GIVEN INSTRUCTION: Write out the entries verbatim and leave the images out of the copy.

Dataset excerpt
● ● ●

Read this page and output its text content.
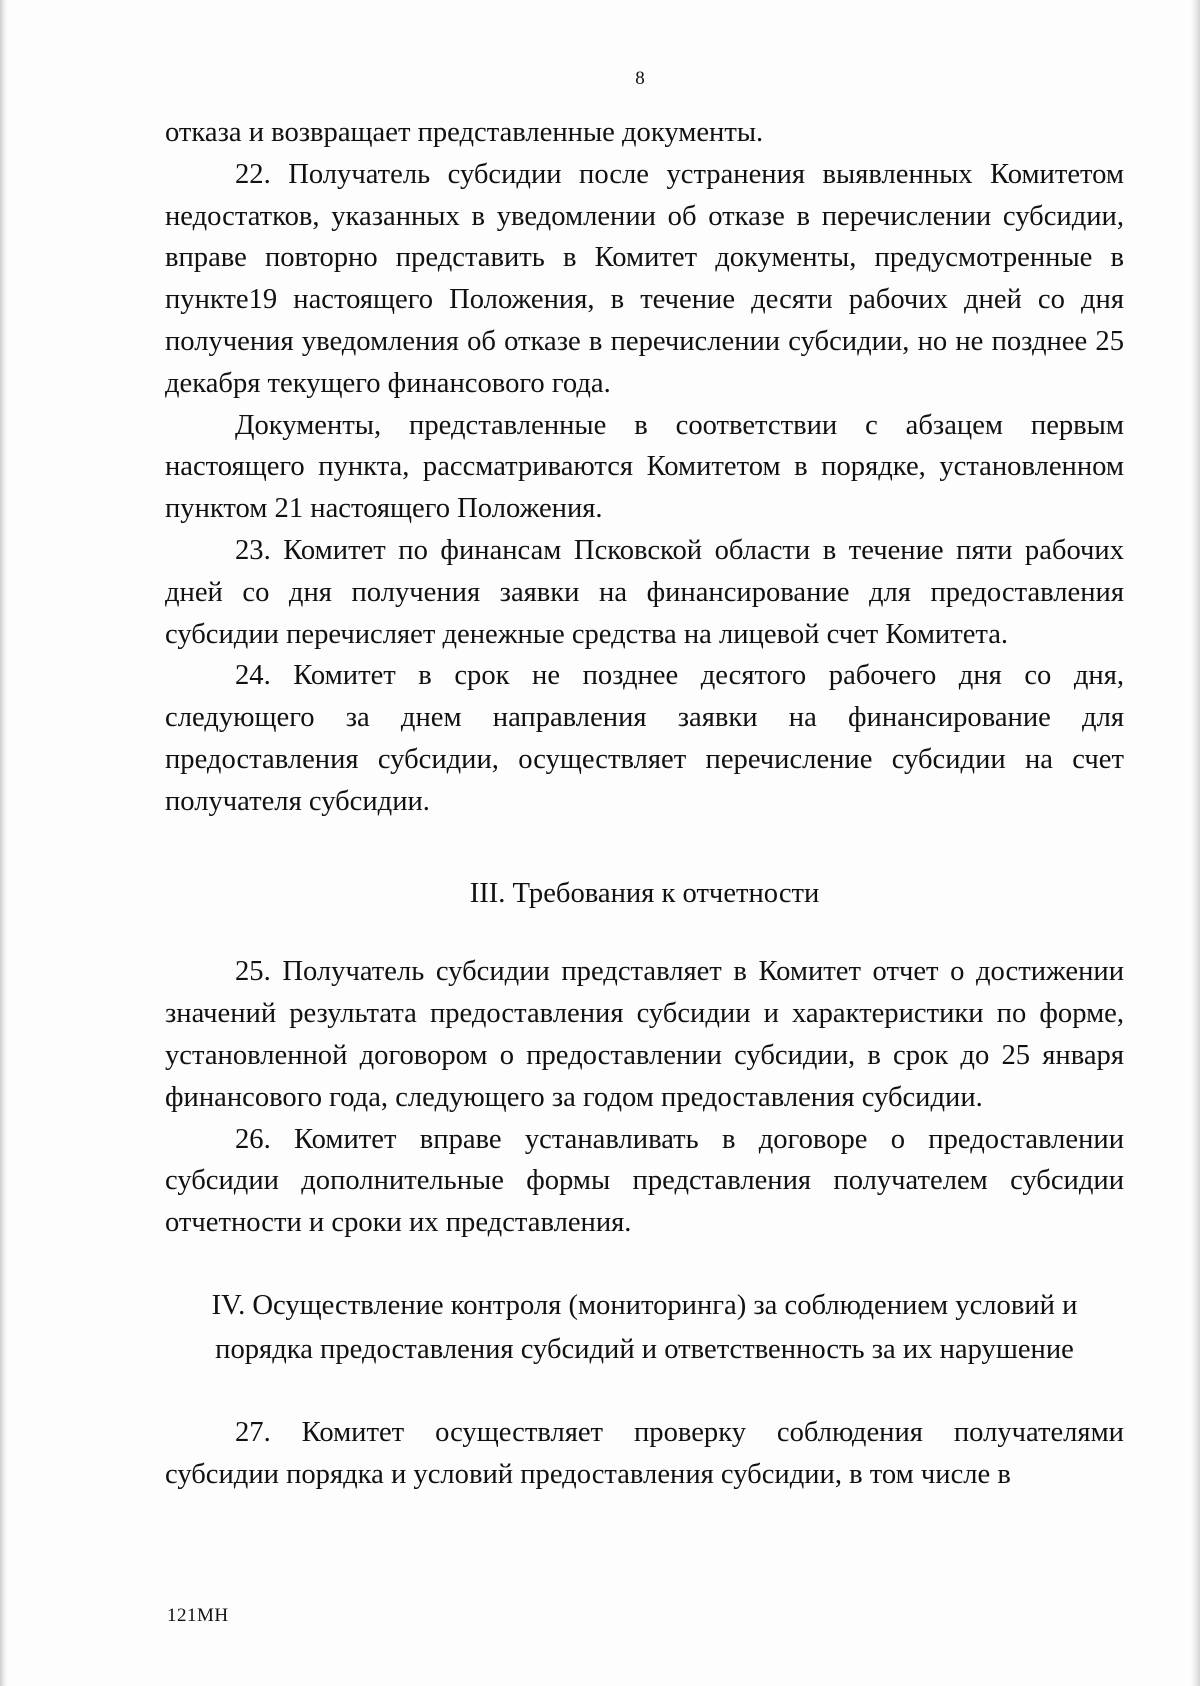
8

отказа и возвращает представленные документы.

22. Получатель субсидии после устранения выявленных Комитетом недостатков, указанных в уведомлении об отказе в перечислении субсидии, вправе повторно представить в Комитет документы, предусмотренные в пункте19 настоящего Положения, в течение десяти рабочих дней со дня получения уведомления об отказе в перечислении субсидии, но не позднее 25 декабря текущего финансового года.

Документы, представленные в соответствии с абзацем первым настоящего пункта, рассматриваются Комитетом в порядке, установленном пунктом 21 настоящего Положения.

23. Комитет по финансам Псковской области в течение пяти рабочих дней со дня получения заявки на финансирование для предоставления субсидии перечисляет денежные средства на лицевой счет Комитета.

24. Комитет в срок не позднее десятого рабочего дня со дня, следующего за днем направления заявки на финансирование для предоставления субсидии, осуществляет перечисление субсидии на счет получателя субсидии.

III. Требования к отчетности

25. Получатель субсидии представляет в Комитет отчет о достижении значений результата предоставления субсидии и характеристики по форме, установленной договором о предоставлении субсидии, в срок до 25 января финансового года, следующего за годом предоставления субсидии.

26. Комитет вправе устанавливать в договоре о предоставлении субсидии дополнительные формы представления получателем субсидии отчетности и сроки их представления.

IV. Осуществление контроля (мониторинга) за соблюдением условий и

порядка предоставления субсидий и ответственность за их нарушение

27. Комитет осуществляет проверку соблюдения получателями субсидии порядка и условий предоставления субсидии, в том числе в

121МН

● ● ●

TASK RESULT:
Read this page and output its text content.
8

отказа и возвращает представленные документы.

22. Получатель субсидии после устранения выявленных Комитетом недостатков, указанных в уведомлении об отказе в перечислении субсидии, вправе повторно представить в Комитет документы, предусмотренные в пункте19 настоящего Положения, в течение десяти рабочих дней со дня получения уведомления об отказе в перечислении субсидии, но не позднее 25 декабря текущего финансового года.

Документы, представленные в соответствии с абзацем первым настоящего пункта, рассматриваются Комитетом в порядке, установленном пунктом 21 настоящего Положения.

23. Комитет по финансам Псковской области в течение пяти рабочих дней со дня получения заявки на финансирование для предоставления субсидии перечисляет денежные средства на лицевой счет Комитета.

24. Комитет в срок не позднее десятого рабочего дня со дня, следующего за днем направления заявки на финансирование для предоставления субсидии, осуществляет перечисление субсидии на счет получателя субсидии.

III. Требования к отчетности

25. Получатель субсидии представляет в Комитет отчет о достижении значений результата предоставления субсидии и характеристики по форме, установленной договором о предоставлении субсидии, в срок до 25 января финансового года, следующего за годом предоставления субсидии.

26. Комитет вправе устанавливать в договоре о предоставлении субсидии дополнительные формы представления получателем субсидии отчетности и сроки их представления.

IV. Осуществление контроля (мониторинга) за соблюдением условий и

порядка предоставления субсидий и ответственность за их нарушение

27. Комитет осуществляет проверку соблюдения получателями субсидии порядка и условий предоставления субсидии, в том числе в

121МН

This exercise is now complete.